▶ REQUIRED WORK: In the entries below, find the lines that contain the word "peak" and copy them.

Records from a collection
◆ ◆ ◆ ◆ ◆ ◆ ◆

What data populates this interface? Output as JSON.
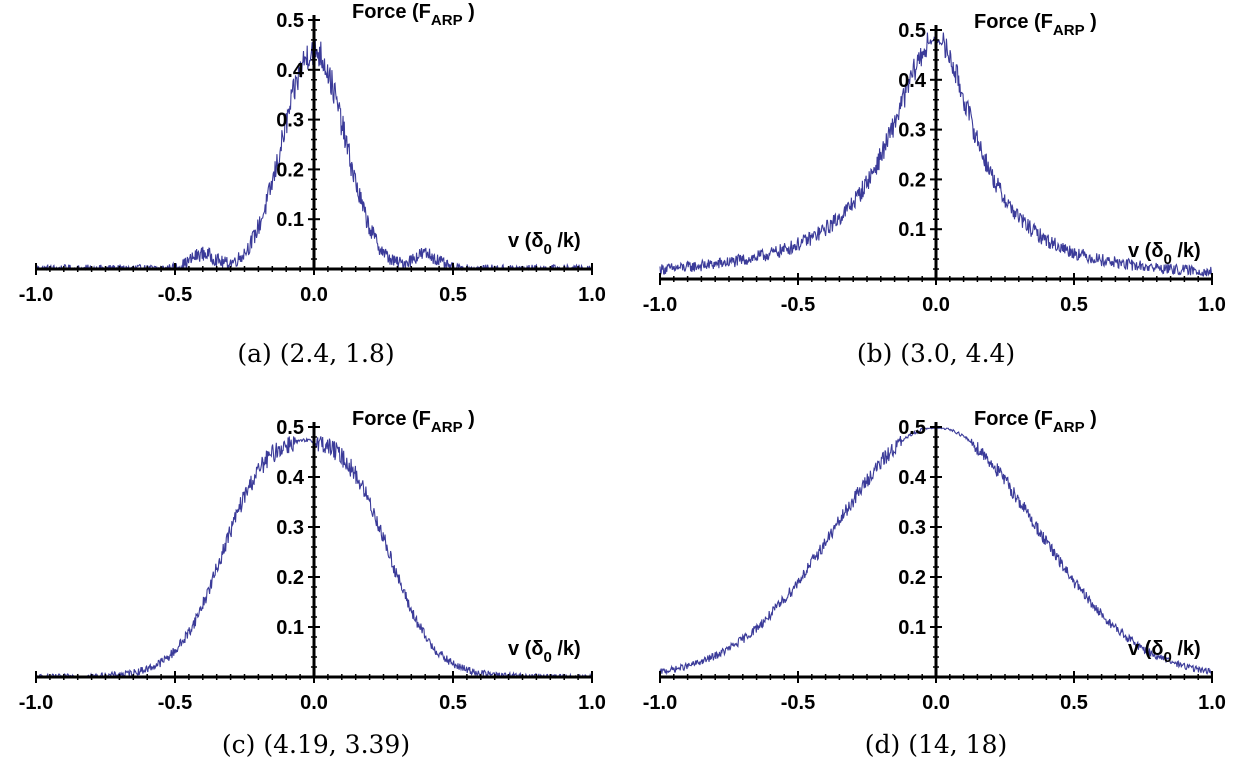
{
  "chart_data": [
    {
      "type": "line",
      "caption": "(a) (2.4, 1.8)",
      "ylabel_main": "Force (F",
      "ylabel_sub": "ARP",
      "ylabel_close": " )",
      "xlabel_main": "v (δ",
      "xlabel_sub": "0",
      "xlabel_close": " /k)",
      "xlim": [
        -1.0,
        1.0
      ],
      "ylim": [
        0,
        0.5
      ],
      "x_ticks": [
        "-1.0",
        "-0.5",
        "0.0",
        "0.5",
        "1.0"
      ],
      "y_ticks": [
        "0.1",
        "0.2",
        "0.3",
        "0.4",
        "0.5"
      ],
      "series_color": "#3b3b99",
      "profile": "peak",
      "params": {
        "peak": 0.44,
        "sigma": 0.11,
        "noise": 0.025
      },
      "sample_points": [
        {
          "x": -1.0,
          "y": 0.0
        },
        {
          "x": -0.6,
          "y": 0.005
        },
        {
          "x": -0.4,
          "y": 0.05
        },
        {
          "x": -0.2,
          "y": 0.15
        },
        {
          "x": -0.1,
          "y": 0.3
        },
        {
          "x": 0.0,
          "y": 0.44
        },
        {
          "x": 0.1,
          "y": 0.25
        },
        {
          "x": 0.2,
          "y": 0.08
        },
        {
          "x": 0.4,
          "y": 0.05
        },
        {
          "x": 0.6,
          "y": 0.005
        },
        {
          "x": 1.0,
          "y": 0.0
        }
      ]
    },
    {
      "type": "line",
      "caption": "(b) (3.0, 4.4)",
      "ylabel_main": "Force (F",
      "ylabel_sub": "ARP",
      "ylabel_close": " )",
      "xlabel_main": "v (δ",
      "xlabel_sub": "0",
      "xlabel_close": " /k)",
      "xlim": [
        -1.0,
        1.0
      ],
      "ylim": [
        0,
        0.5
      ],
      "x_ticks": [
        "-1.0",
        "-0.5",
        "0.0",
        "0.5",
        "1.0"
      ],
      "y_ticks": [
        "0.1",
        "0.2",
        "0.3",
        "0.4",
        "0.5"
      ],
      "series_color": "#3b3b99",
      "profile": "lorentz",
      "params": {
        "peak": 0.48,
        "gamma": 0.19,
        "noise": 0.02
      },
      "sample_points": [
        {
          "x": -1.0,
          "y": 0.0
        },
        {
          "x": -0.5,
          "y": 0.06
        },
        {
          "x": -0.25,
          "y": 0.2
        },
        {
          "x": -0.1,
          "y": 0.37
        },
        {
          "x": 0.0,
          "y": 0.48
        },
        {
          "x": 0.1,
          "y": 0.37
        },
        {
          "x": 0.25,
          "y": 0.17
        },
        {
          "x": 0.5,
          "y": 0.04
        },
        {
          "x": 1.0,
          "y": 0.0
        }
      ]
    },
    {
      "type": "line",
      "caption": "(c) (4.19, 3.39)",
      "ylabel_main": "Force (F",
      "ylabel_sub": "ARP",
      "ylabel_close": " )",
      "xlabel_main": "v (δ",
      "xlabel_sub": "0",
      "xlabel_close": " /k)",
      "xlim": [
        -1.0,
        1.0
      ],
      "ylim": [
        0,
        0.5
      ],
      "x_ticks": [
        "-1.0",
        "-0.5",
        "0.0",
        "0.5",
        "1.0"
      ],
      "y_ticks": [
        "0.1",
        "0.2",
        "0.3",
        "0.4",
        "0.5"
      ],
      "series_color": "#3b3b99",
      "profile": "plateau",
      "params": {
        "peak": 0.495,
        "center": -0.03,
        "halfwidth": 0.3,
        "width": 0.08,
        "noise": 0.015
      },
      "sample_points": [
        {
          "x": -1.0,
          "y": 0.0
        },
        {
          "x": -0.5,
          "y": 0.04
        },
        {
          "x": -0.35,
          "y": 0.2
        },
        {
          "x": -0.2,
          "y": 0.46
        },
        {
          "x": 0.0,
          "y": 0.49
        },
        {
          "x": 0.1,
          "y": 0.495
        },
        {
          "x": 0.2,
          "y": 0.42
        },
        {
          "x": 0.3,
          "y": 0.2
        },
        {
          "x": 0.5,
          "y": 0.03
        },
        {
          "x": 1.0,
          "y": 0.0
        }
      ]
    },
    {
      "type": "line",
      "caption": "(d) (14, 18)",
      "ylabel_main": "Force (F",
      "ylabel_sub": "ARP",
      "ylabel_close": " )",
      "xlabel_main": "v (δ",
      "xlabel_sub": "0",
      "xlabel_close": " /k)",
      "xlim": [
        -1.0,
        1.0
      ],
      "ylim": [
        0,
        0.5
      ],
      "x_ticks": [
        "-1.0",
        "-0.5",
        "0.0",
        "0.5",
        "1.0"
      ],
      "y_ticks": [
        "0.1",
        "0.2",
        "0.3",
        "0.4",
        "0.5"
      ],
      "series_color": "#3b3b99",
      "profile": "gauss",
      "params": {
        "peak": 0.5,
        "sigma": 0.36,
        "noise": 0.012
      },
      "sample_points": [
        {
          "x": -1.0,
          "y": 0.01
        },
        {
          "x": -0.5,
          "y": 0.2
        },
        {
          "x": -0.25,
          "y": 0.39
        },
        {
          "x": 0.0,
          "y": 0.5
        },
        {
          "x": 0.25,
          "y": 0.39
        },
        {
          "x": 0.5,
          "y": 0.2
        },
        {
          "x": 0.75,
          "y": 0.06
        },
        {
          "x": 1.0,
          "y": 0.01
        }
      ]
    }
  ]
}
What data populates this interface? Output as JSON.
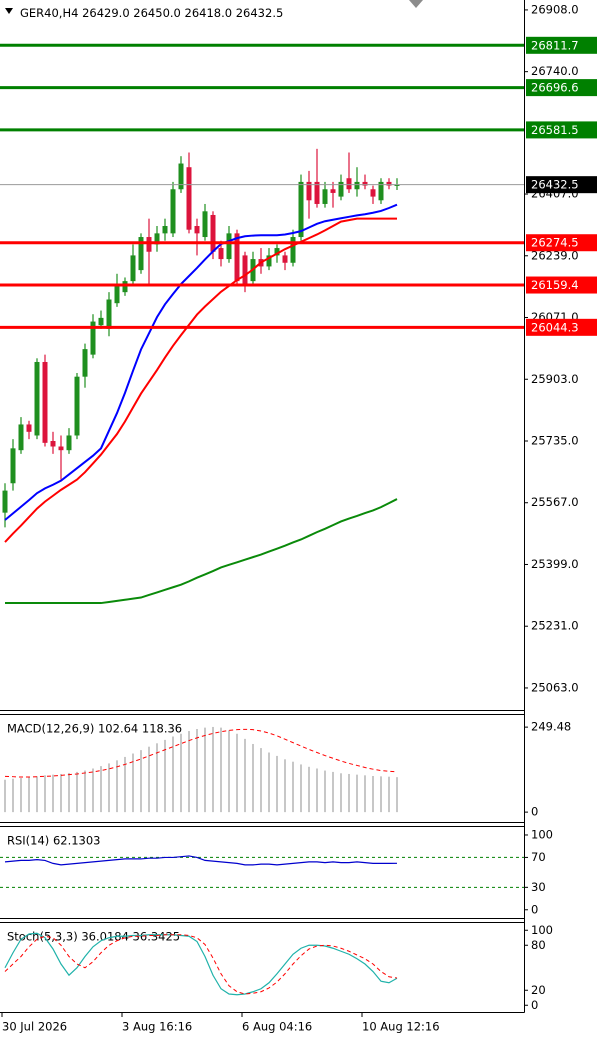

◆ ◆ ◆ ◆ ◆ ◆ ◆

▶ RESULT:
      "profile": "peak",
        "peak": 0.44,
        "peak": 0.48,
        "peak": 0.495,
        "peak": 0.5,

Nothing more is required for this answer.